**TO BE DONE:**
State only the count of lines in the listing below that hold "name".
>>
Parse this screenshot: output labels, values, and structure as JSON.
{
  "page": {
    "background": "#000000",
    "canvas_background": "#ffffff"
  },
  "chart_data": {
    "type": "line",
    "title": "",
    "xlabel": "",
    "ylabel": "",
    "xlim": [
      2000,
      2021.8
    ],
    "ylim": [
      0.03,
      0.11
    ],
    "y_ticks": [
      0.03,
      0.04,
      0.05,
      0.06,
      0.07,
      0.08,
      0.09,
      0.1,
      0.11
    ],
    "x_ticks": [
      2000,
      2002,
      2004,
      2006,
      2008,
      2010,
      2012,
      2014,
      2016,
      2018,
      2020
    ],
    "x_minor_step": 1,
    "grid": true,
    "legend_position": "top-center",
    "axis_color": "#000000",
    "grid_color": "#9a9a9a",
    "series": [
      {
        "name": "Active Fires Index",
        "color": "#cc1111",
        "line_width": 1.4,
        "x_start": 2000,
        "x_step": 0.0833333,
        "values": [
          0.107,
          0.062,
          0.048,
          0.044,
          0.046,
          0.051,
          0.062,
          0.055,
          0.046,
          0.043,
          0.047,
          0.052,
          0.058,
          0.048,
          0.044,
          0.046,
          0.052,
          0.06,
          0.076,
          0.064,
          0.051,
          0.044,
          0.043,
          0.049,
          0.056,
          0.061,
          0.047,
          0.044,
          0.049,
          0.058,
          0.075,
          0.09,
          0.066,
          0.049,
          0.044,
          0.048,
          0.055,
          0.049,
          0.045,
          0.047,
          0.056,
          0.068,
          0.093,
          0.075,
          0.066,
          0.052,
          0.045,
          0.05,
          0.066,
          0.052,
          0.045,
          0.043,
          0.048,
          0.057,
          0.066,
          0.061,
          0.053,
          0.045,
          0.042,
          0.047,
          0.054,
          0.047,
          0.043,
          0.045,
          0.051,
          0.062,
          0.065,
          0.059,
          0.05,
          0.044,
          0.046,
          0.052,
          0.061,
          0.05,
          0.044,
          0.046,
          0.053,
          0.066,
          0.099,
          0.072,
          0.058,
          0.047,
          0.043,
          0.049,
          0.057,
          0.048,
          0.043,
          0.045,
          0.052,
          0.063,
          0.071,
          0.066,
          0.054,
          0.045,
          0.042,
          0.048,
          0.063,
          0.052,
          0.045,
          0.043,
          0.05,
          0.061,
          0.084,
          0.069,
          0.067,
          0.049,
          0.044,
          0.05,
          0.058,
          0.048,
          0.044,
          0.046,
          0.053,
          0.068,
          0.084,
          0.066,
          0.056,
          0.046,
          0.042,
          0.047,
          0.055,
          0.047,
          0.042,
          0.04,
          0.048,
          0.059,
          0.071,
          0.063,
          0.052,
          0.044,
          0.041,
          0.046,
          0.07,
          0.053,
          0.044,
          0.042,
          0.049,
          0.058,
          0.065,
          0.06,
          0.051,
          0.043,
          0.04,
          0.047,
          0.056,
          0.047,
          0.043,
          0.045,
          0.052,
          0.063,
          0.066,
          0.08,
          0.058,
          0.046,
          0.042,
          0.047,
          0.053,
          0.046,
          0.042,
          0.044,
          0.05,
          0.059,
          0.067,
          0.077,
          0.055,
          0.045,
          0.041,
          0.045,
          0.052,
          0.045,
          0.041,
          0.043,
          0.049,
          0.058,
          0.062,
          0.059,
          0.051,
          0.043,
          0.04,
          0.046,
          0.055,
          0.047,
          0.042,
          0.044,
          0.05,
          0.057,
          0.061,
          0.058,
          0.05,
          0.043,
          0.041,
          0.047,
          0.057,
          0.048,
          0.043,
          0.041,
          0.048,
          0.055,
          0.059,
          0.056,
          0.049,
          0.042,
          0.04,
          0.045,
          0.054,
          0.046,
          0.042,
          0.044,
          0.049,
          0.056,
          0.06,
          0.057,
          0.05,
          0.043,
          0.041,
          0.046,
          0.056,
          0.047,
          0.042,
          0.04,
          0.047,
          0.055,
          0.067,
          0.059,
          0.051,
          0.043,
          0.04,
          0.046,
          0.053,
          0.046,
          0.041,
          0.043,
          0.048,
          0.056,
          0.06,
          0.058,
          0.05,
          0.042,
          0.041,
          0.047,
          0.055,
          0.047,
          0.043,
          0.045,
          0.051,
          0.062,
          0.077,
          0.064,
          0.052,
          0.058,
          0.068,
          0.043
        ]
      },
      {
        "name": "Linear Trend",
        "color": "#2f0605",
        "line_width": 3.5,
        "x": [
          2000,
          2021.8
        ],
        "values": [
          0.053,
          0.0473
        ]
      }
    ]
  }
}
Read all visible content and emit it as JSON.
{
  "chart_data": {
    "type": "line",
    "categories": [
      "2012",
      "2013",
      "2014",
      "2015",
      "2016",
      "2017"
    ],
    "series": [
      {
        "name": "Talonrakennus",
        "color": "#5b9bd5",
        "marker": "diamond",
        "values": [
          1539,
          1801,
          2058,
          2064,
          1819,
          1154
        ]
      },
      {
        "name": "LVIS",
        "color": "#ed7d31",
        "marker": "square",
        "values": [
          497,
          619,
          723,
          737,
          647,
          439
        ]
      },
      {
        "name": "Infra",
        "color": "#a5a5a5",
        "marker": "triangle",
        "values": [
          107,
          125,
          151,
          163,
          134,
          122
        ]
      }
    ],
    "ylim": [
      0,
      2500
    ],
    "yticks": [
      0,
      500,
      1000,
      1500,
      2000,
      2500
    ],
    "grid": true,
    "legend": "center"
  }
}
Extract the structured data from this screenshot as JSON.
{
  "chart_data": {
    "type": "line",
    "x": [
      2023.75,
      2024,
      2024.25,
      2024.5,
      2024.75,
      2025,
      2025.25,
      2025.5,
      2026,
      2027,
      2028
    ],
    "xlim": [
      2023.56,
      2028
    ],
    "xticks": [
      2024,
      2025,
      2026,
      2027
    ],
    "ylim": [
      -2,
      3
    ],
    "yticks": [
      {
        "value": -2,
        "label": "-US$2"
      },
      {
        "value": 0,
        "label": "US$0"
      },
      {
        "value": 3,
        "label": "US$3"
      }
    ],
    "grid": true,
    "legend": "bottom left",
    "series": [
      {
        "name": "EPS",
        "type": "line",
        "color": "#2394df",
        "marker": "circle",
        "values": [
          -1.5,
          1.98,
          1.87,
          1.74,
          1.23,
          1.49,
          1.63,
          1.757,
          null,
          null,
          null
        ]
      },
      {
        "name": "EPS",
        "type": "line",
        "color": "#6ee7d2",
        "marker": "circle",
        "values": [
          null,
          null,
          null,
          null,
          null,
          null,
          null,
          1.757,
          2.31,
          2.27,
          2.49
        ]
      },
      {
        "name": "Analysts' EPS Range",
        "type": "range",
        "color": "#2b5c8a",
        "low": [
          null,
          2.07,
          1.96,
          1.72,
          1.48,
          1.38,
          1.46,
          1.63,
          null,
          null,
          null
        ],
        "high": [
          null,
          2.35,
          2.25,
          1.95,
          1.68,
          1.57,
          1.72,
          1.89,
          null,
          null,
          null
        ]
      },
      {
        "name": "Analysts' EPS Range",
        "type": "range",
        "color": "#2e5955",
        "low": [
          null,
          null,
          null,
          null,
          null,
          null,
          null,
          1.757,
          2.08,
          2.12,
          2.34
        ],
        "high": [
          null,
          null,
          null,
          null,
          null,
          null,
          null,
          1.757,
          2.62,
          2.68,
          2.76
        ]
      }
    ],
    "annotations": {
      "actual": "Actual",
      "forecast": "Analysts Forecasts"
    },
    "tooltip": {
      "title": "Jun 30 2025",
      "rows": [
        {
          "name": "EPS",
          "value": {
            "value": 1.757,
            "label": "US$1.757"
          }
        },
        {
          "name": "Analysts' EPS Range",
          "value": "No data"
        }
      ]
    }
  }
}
<<
**TASK SOLUTION:**
11